SUPPLIED INFORMATION:
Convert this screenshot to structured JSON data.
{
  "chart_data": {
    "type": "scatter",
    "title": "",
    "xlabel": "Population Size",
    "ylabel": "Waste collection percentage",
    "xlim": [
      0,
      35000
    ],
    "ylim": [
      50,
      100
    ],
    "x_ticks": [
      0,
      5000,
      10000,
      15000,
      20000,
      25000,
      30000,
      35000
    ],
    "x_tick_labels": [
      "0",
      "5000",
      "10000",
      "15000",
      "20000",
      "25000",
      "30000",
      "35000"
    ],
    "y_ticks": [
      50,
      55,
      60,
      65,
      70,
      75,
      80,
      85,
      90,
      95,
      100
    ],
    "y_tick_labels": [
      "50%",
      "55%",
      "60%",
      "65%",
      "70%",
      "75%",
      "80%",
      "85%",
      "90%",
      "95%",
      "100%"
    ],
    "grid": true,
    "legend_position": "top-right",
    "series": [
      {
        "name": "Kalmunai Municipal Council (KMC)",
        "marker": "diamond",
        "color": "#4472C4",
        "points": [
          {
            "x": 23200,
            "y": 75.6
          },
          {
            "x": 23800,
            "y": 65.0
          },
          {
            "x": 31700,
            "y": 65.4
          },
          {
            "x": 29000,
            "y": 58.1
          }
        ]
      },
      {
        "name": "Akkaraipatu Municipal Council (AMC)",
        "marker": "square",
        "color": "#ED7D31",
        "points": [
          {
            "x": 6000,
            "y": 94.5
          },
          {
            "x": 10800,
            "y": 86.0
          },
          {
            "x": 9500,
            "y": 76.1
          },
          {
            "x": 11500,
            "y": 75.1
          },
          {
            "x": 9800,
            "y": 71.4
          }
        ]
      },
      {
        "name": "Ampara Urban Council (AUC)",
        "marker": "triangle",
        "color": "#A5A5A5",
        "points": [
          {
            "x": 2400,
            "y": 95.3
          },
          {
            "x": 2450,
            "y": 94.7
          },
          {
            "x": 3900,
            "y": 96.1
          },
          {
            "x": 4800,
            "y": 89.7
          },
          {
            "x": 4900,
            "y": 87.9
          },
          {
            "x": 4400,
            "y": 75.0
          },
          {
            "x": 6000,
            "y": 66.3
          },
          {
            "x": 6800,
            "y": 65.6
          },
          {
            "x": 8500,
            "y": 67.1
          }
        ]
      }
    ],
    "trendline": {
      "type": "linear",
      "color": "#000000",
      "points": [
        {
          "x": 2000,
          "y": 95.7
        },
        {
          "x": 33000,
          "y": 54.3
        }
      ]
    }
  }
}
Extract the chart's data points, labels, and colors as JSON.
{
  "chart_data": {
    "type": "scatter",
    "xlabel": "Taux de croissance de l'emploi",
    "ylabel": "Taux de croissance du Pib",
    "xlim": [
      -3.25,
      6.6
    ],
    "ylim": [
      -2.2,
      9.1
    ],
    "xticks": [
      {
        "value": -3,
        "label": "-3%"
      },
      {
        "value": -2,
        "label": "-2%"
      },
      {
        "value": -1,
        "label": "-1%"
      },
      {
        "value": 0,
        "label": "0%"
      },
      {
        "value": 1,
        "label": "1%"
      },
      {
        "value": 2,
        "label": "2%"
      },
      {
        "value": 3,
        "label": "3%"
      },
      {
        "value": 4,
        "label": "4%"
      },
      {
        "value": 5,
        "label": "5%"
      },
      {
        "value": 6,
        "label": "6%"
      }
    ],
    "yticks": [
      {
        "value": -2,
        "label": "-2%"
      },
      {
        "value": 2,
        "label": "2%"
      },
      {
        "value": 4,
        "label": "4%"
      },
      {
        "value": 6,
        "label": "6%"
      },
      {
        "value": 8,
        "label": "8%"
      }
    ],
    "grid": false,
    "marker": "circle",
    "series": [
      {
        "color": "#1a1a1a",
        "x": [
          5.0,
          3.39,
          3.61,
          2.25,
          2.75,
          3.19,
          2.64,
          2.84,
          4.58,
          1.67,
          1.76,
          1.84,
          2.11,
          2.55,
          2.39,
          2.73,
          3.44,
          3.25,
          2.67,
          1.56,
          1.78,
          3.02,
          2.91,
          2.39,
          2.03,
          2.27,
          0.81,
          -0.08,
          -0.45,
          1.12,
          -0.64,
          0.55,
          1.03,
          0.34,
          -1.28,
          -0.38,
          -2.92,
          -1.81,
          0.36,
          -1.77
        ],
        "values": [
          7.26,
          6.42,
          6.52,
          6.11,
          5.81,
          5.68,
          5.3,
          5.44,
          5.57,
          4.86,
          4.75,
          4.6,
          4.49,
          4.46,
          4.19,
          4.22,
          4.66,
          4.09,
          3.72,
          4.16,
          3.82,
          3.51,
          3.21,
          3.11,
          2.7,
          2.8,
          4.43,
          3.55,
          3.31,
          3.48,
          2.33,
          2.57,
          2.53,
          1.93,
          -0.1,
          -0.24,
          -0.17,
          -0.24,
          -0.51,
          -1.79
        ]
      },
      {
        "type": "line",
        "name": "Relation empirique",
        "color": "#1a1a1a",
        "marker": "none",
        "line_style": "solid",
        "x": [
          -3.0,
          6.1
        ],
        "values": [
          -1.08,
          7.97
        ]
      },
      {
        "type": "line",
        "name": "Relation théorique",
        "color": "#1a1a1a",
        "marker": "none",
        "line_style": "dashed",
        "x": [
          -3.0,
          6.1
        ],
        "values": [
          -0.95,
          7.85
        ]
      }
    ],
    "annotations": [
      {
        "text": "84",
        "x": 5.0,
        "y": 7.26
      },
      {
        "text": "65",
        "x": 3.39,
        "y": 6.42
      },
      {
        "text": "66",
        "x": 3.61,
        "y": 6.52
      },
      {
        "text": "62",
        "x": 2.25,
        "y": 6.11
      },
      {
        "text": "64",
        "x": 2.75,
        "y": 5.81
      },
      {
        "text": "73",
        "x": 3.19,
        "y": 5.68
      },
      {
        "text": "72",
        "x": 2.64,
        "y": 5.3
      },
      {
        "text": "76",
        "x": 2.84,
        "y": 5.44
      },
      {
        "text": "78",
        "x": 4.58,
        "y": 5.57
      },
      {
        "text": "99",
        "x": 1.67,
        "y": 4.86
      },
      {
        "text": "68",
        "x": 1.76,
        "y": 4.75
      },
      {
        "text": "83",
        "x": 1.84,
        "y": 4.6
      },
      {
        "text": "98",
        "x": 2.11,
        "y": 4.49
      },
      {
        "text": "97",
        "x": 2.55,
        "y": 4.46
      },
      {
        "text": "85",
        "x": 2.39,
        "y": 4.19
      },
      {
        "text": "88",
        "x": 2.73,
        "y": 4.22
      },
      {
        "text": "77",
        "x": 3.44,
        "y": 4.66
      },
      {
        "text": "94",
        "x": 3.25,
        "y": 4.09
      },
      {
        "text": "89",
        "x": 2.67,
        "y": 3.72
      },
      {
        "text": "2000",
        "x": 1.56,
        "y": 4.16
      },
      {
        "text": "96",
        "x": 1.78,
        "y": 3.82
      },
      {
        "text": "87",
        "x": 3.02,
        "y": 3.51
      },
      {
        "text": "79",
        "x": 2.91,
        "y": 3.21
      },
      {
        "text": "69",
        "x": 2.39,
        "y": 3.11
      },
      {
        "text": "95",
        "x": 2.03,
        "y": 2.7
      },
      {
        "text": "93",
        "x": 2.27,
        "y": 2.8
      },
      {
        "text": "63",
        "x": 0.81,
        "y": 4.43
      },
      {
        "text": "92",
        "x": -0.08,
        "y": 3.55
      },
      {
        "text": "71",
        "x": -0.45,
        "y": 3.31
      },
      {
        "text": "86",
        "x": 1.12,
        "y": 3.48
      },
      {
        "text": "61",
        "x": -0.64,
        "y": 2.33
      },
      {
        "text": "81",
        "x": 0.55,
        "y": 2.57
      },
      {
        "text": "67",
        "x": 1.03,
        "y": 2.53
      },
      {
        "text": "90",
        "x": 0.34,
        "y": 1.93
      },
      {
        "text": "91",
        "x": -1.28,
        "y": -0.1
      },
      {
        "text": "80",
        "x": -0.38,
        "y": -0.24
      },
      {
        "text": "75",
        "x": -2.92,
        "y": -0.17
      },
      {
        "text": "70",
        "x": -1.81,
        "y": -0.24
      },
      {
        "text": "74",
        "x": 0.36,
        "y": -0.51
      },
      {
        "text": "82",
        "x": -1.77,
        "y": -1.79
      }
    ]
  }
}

WHAT THE TASK ASKS: Extract every line from the records above that contains the word "Taux".

EXERCISE SOLUTION:
    "xlabel": "Taux de croissance de l'emploi",
    "ylabel": "Taux de croissance du Pib",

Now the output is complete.